→ Dataset entries:
[START]
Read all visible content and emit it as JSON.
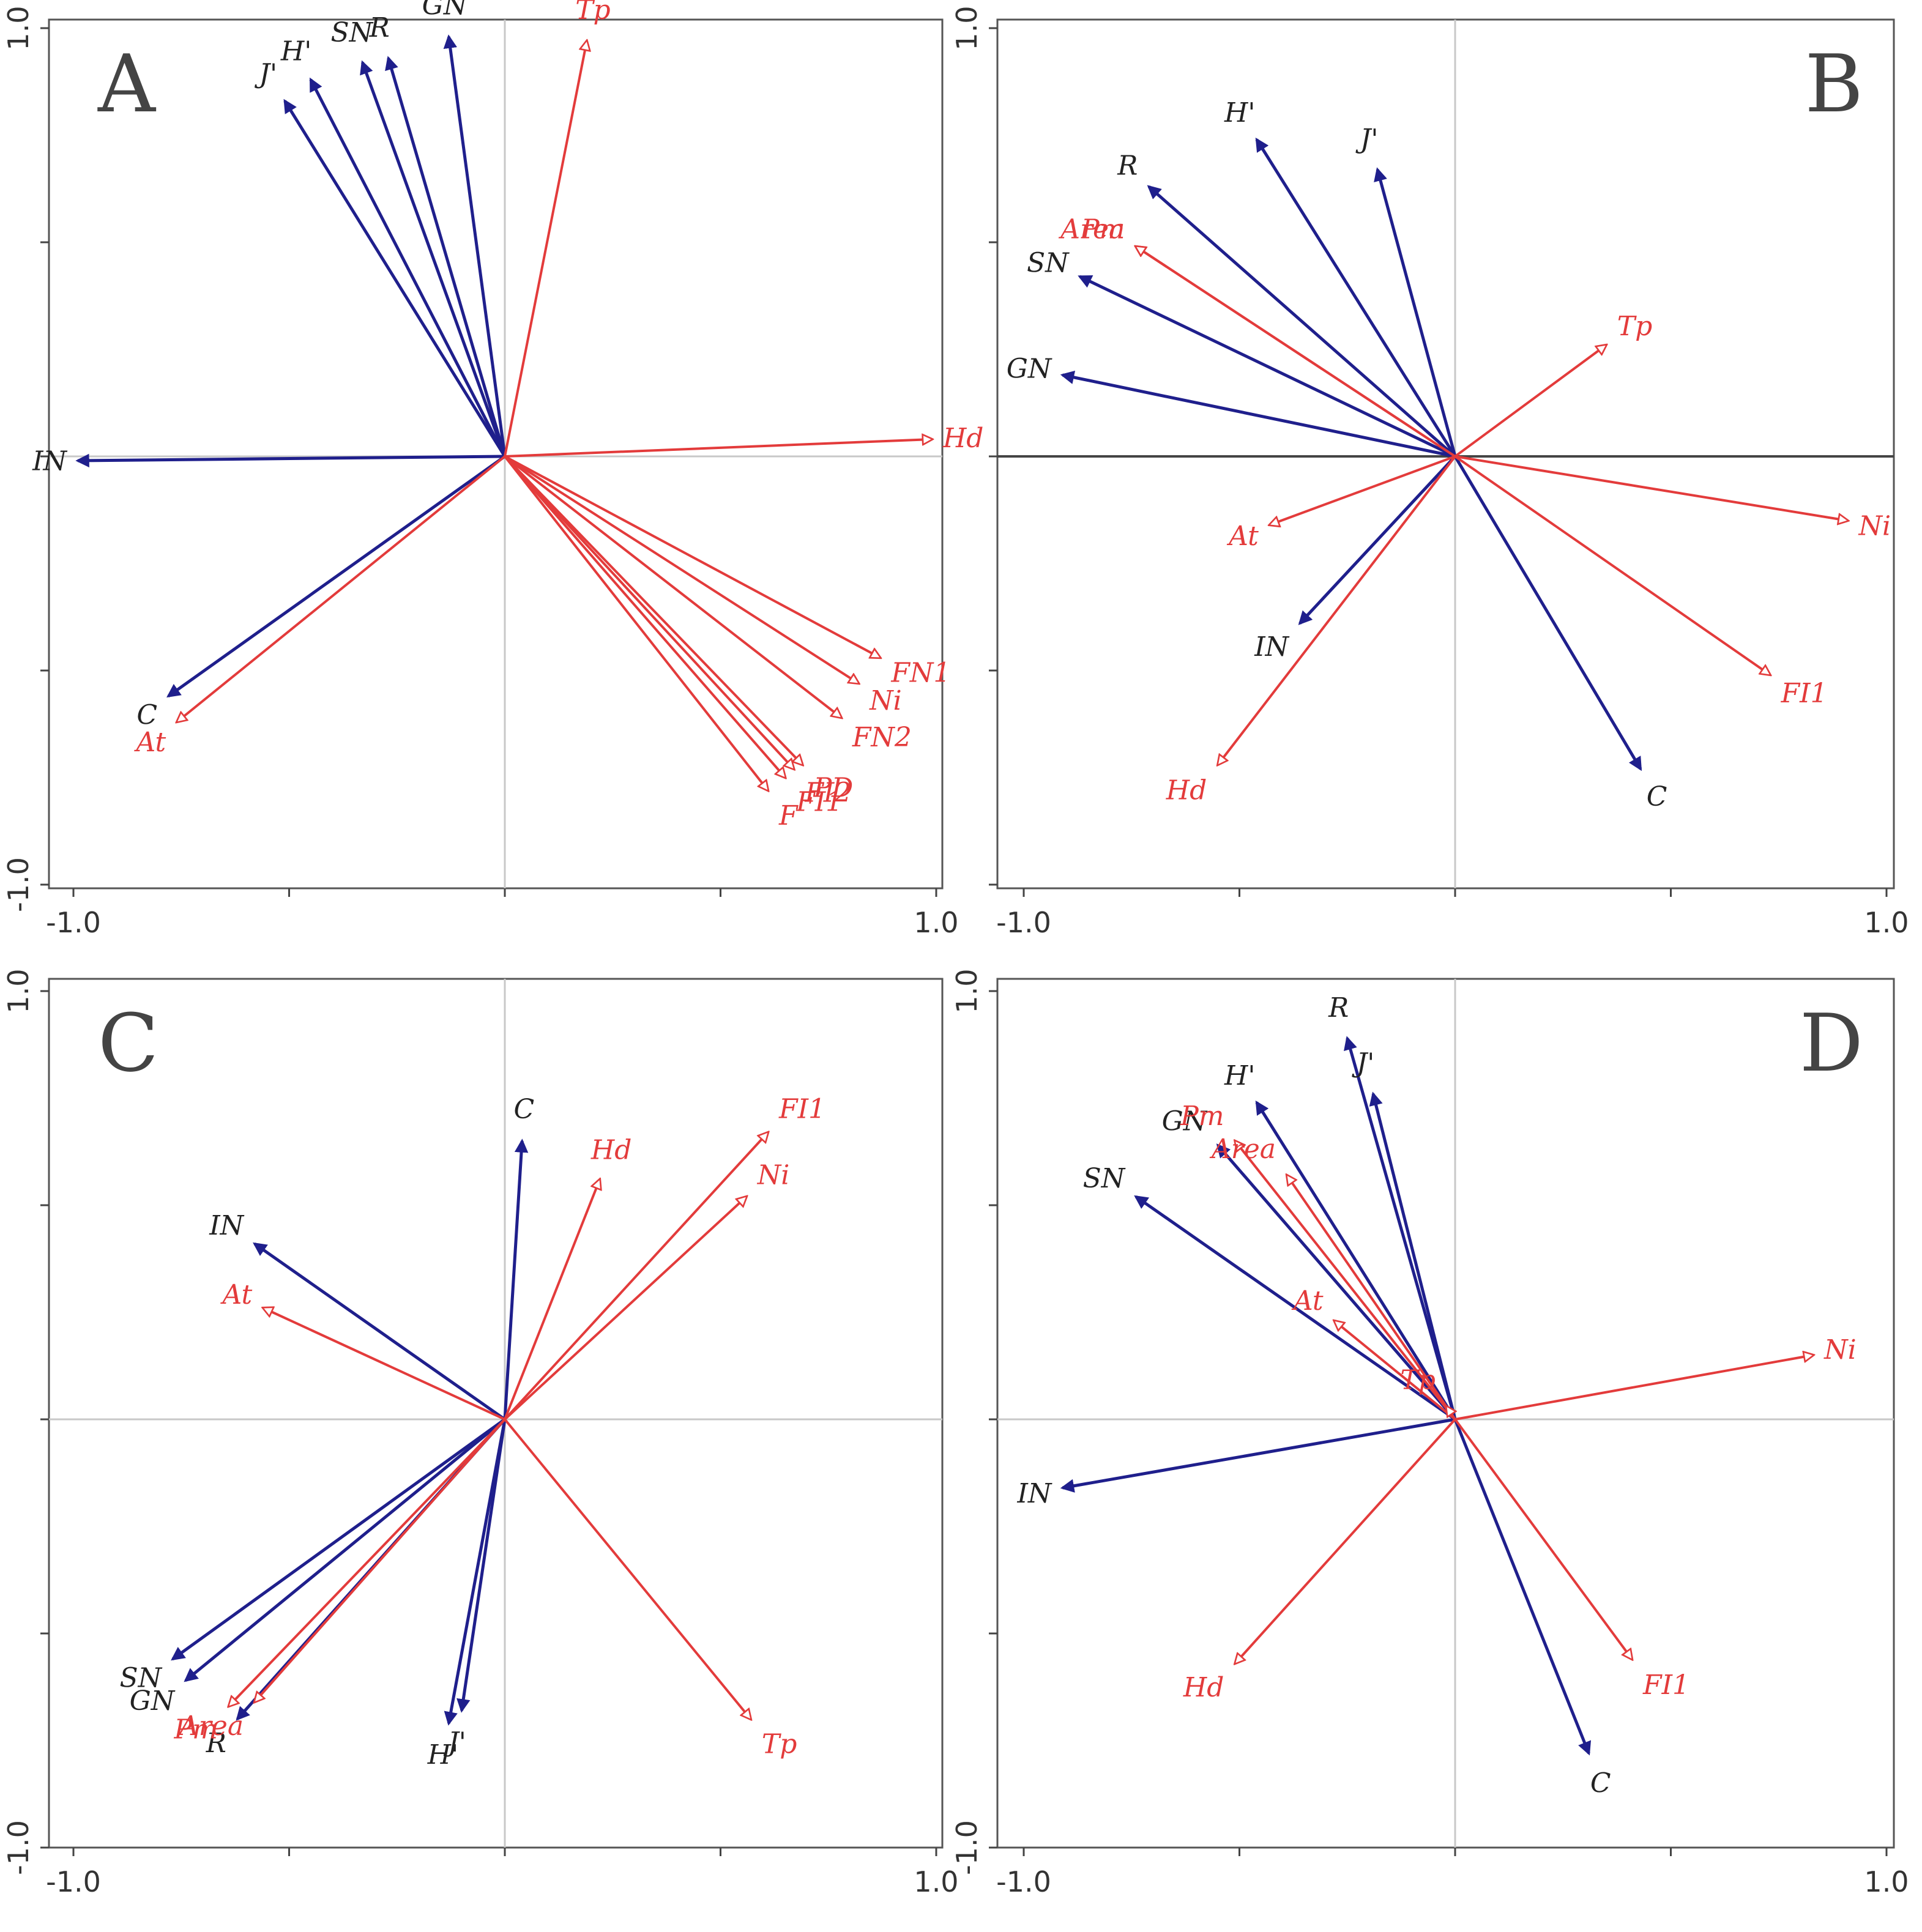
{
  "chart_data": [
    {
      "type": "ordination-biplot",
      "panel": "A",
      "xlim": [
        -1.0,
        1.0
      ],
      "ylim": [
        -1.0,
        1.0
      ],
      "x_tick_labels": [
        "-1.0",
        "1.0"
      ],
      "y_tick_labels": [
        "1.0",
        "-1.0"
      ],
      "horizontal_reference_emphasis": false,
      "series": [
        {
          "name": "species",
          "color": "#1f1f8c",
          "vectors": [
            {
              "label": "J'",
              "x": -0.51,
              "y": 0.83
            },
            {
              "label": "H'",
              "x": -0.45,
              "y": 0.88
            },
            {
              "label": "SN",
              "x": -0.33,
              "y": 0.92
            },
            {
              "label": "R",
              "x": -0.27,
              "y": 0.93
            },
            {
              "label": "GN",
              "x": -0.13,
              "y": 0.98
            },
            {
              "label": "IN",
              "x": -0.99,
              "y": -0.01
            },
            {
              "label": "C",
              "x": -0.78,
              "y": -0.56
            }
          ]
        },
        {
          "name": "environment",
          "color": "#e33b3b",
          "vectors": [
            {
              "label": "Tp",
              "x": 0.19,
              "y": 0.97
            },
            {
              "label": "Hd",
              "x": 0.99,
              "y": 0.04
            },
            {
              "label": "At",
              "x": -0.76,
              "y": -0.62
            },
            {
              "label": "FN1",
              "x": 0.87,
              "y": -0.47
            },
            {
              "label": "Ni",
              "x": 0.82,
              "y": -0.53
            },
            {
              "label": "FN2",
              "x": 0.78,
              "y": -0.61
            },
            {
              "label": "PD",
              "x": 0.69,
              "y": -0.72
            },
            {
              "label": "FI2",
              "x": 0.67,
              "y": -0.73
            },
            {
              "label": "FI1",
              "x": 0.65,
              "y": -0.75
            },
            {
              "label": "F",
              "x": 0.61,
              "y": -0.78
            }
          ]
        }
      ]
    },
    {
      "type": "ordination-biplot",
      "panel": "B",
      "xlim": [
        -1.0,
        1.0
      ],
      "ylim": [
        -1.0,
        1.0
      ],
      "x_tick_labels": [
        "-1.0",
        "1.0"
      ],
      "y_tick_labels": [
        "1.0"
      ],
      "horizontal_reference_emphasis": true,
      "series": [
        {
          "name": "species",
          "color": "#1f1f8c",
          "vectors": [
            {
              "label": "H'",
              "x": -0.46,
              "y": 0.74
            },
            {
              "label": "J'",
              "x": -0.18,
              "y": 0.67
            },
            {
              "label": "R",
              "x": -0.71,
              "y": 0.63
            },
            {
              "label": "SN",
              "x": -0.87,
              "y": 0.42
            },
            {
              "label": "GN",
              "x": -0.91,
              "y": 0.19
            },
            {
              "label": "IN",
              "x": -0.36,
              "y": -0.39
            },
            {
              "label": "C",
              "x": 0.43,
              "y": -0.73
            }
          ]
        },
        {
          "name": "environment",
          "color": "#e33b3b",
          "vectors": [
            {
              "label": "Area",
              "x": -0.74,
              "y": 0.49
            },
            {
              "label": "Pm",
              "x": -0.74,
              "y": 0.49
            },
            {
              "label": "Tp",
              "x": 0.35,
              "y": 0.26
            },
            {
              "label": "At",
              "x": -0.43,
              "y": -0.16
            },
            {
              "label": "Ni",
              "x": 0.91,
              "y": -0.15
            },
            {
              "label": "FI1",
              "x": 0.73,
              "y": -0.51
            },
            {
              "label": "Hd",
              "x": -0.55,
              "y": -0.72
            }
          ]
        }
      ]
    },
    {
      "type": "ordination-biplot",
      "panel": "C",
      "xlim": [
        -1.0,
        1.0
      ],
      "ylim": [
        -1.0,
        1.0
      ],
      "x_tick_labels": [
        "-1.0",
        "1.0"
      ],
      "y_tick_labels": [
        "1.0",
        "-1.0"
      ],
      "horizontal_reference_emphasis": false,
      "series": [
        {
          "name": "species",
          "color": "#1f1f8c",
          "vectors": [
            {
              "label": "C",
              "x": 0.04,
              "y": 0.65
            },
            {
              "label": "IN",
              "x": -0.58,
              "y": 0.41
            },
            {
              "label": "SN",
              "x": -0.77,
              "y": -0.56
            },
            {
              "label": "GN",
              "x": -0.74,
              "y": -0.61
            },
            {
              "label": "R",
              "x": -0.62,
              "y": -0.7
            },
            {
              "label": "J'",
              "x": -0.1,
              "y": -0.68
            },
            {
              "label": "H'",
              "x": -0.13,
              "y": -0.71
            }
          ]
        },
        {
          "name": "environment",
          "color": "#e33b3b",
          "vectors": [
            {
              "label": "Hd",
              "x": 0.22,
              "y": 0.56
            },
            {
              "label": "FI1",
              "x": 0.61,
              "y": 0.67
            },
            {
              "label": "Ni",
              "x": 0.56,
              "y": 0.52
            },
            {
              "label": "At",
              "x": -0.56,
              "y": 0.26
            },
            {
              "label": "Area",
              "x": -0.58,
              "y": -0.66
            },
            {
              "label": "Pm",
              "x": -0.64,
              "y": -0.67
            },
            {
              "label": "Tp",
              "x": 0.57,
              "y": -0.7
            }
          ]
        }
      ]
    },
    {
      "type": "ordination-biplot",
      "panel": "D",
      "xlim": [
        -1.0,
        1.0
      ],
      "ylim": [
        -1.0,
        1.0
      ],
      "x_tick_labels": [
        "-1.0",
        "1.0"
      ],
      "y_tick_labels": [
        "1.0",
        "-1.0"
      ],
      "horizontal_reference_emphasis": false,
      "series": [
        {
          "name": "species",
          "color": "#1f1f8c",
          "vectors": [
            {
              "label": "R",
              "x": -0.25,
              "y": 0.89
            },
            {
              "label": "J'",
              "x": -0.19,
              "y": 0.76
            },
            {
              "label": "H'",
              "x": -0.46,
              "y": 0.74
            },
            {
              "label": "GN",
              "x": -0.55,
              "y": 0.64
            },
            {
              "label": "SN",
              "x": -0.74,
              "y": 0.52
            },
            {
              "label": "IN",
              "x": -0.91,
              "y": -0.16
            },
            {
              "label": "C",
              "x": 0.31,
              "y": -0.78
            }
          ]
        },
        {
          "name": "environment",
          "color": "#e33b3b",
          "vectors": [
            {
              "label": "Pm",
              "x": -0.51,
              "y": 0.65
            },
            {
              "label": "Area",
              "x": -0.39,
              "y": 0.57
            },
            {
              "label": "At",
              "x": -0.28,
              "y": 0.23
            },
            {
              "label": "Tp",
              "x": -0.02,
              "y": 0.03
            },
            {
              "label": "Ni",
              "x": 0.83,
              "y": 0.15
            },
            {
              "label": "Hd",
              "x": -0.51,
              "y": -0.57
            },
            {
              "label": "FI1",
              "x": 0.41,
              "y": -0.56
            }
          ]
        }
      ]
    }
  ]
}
[END]
→ The exercise: An exact transcription of all the entries is required, without the pictures.

→ Response to this task:
Read all visible content and emit it as JSON.
{
  "chart_data": [
    {
      "type": "ordination-biplot",
      "panel": "A",
      "xlim": [
        -1.0,
        1.0
      ],
      "ylim": [
        -1.0,
        1.0
      ],
      "x_tick_labels": [
        "-1.0",
        "1.0"
      ],
      "y_tick_labels": [
        "1.0",
        "-1.0"
      ],
      "horizontal_reference_emphasis": false,
      "series": [
        {
          "name": "species",
          "color": "#1f1f8c",
          "vectors": [
            {
              "label": "J'",
              "x": -0.51,
              "y": 0.83
            },
            {
              "label": "H'",
              "x": -0.45,
              "y": 0.88
            },
            {
              "label": "SN",
              "x": -0.33,
              "y": 0.92
            },
            {
              "label": "R",
              "x": -0.27,
              "y": 0.93
            },
            {
              "label": "GN",
              "x": -0.13,
              "y": 0.98
            },
            {
              "label": "IN",
              "x": -0.99,
              "y": -0.01
            },
            {
              "label": "C",
              "x": -0.78,
              "y": -0.56
            }
          ]
        },
        {
          "name": "environment",
          "color": "#e33b3b",
          "vectors": [
            {
              "label": "Tp",
              "x": 0.19,
              "y": 0.97
            },
            {
              "label": "Hd",
              "x": 0.99,
              "y": 0.04
            },
            {
              "label": "At",
              "x": -0.76,
              "y": -0.62
            },
            {
              "label": "FN1",
              "x": 0.87,
              "y": -0.47
            },
            {
              "label": "Ni",
              "x": 0.82,
              "y": -0.53
            },
            {
              "label": "FN2",
              "x": 0.78,
              "y": -0.61
            },
            {
              "label": "PD",
              "x": 0.69,
              "y": -0.72
            },
            {
              "label": "FI2",
              "x": 0.67,
              "y": -0.73
            },
            {
              "label": "FI1",
              "x": 0.65,
              "y": -0.75
            },
            {
              "label": "F",
              "x": 0.61,
              "y": -0.78
            }
          ]
        }
      ]
    },
    {
      "type": "ordination-biplot",
      "panel": "B",
      "xlim": [
        -1.0,
        1.0
      ],
      "ylim": [
        -1.0,
        1.0
      ],
      "x_tick_labels": [
        "-1.0",
        "1.0"
      ],
      "y_tick_labels": [
        "1.0"
      ],
      "horizontal_reference_emphasis": true,
      "series": [
        {
          "name": "species",
          "color": "#1f1f8c",
          "vectors": [
            {
              "label": "H'",
              "x": -0.46,
              "y": 0.74
            },
            {
              "label": "J'",
              "x": -0.18,
              "y": 0.67
            },
            {
              "label": "R",
              "x": -0.71,
              "y": 0.63
            },
            {
              "label": "SN",
              "x": -0.87,
              "y": 0.42
            },
            {
              "label": "GN",
              "x": -0.91,
              "y": 0.19
            },
            {
              "label": "IN",
              "x": -0.36,
              "y": -0.39
            },
            {
              "label": "C",
              "x": 0.43,
              "y": -0.73
            }
          ]
        },
        {
          "name": "environment",
          "color": "#e33b3b",
          "vectors": [
            {
              "label": "Area",
              "x": -0.74,
              "y": 0.49
            },
            {
              "label": "Pm",
              "x": -0.74,
              "y": 0.49
            },
            {
              "label": "Tp",
              "x": 0.35,
              "y": 0.26
            },
            {
              "label": "At",
              "x": -0.43,
              "y": -0.16
            },
            {
              "label": "Ni",
              "x": 0.91,
              "y": -0.15
            },
            {
              "label": "FI1",
              "x": 0.73,
              "y": -0.51
            },
            {
              "label": "Hd",
              "x": -0.55,
              "y": -0.72
            }
          ]
        }
      ]
    },
    {
      "type": "ordination-biplot",
      "panel": "C",
      "xlim": [
        -1.0,
        1.0
      ],
      "ylim": [
        -1.0,
        1.0
      ],
      "x_tick_labels": [
        "-1.0",
        "1.0"
      ],
      "y_tick_labels": [
        "1.0",
        "-1.0"
      ],
      "horizontal_reference_emphasis": false,
      "series": [
        {
          "name": "species",
          "color": "#1f1f8c",
          "vectors": [
            {
              "label": "C",
              "x": 0.04,
              "y": 0.65
            },
            {
              "label": "IN",
              "x": -0.58,
              "y": 0.41
            },
            {
              "label": "SN",
              "x": -0.77,
              "y": -0.56
            },
            {
              "label": "GN",
              "x": -0.74,
              "y": -0.61
            },
            {
              "label": "R",
              "x": -0.62,
              "y": -0.7
            },
            {
              "label": "J'",
              "x": -0.1,
              "y": -0.68
            },
            {
              "label": "H'",
              "x": -0.13,
              "y": -0.71
            }
          ]
        },
        {
          "name": "environment",
          "color": "#e33b3b",
          "vectors": [
            {
              "label": "Hd",
              "x": 0.22,
              "y": 0.56
            },
            {
              "label": "FI1",
              "x": 0.61,
              "y": 0.67
            },
            {
              "label": "Ni",
              "x": 0.56,
              "y": 0.52
            },
            {
              "label": "At",
              "x": -0.56,
              "y": 0.26
            },
            {
              "label": "Area",
              "x": -0.58,
              "y": -0.66
            },
            {
              "label": "Pm",
              "x": -0.64,
              "y": -0.67
            },
            {
              "label": "Tp",
              "x": 0.57,
              "y": -0.7
            }
          ]
        }
      ]
    },
    {
      "type": "ordination-biplot",
      "panel": "D",
      "xlim": [
        -1.0,
        1.0
      ],
      "ylim": [
        -1.0,
        1.0
      ],
      "x_tick_labels": [
        "-1.0",
        "1.0"
      ],
      "y_tick_labels": [
        "1.0",
        "-1.0"
      ],
      "horizontal_reference_emphasis": false,
      "series": [
        {
          "name": "species",
          "color": "#1f1f8c",
          "vectors": [
            {
              "label": "R",
              "x": -0.25,
              "y": 0.89
            },
            {
              "label": "J'",
              "x": -0.19,
              "y": 0.76
            },
            {
              "label": "H'",
              "x": -0.46,
              "y": 0.74
            },
            {
              "label": "GN",
              "x": -0.55,
              "y": 0.64
            },
            {
              "label": "SN",
              "x": -0.74,
              "y": 0.52
            },
            {
              "label": "IN",
              "x": -0.91,
              "y": -0.16
            },
            {
              "label": "C",
              "x": 0.31,
              "y": -0.78
            }
          ]
        },
        {
          "name": "environment",
          "color": "#e33b3b",
          "vectors": [
            {
              "label": "Pm",
              "x": -0.51,
              "y": 0.65
            },
            {
              "label": "Area",
              "x": -0.39,
              "y": 0.57
            },
            {
              "label": "At",
              "x": -0.28,
              "y": 0.23
            },
            {
              "label": "Tp",
              "x": -0.02,
              "y": 0.03
            },
            {
              "label": "Ni",
              "x": 0.83,
              "y": 0.15
            },
            {
              "label": "Hd",
              "x": -0.51,
              "y": -0.57
            },
            {
              "label": "FI1",
              "x": 0.41,
              "y": -0.56
            }
          ]
        }
      ]
    }
  ]
}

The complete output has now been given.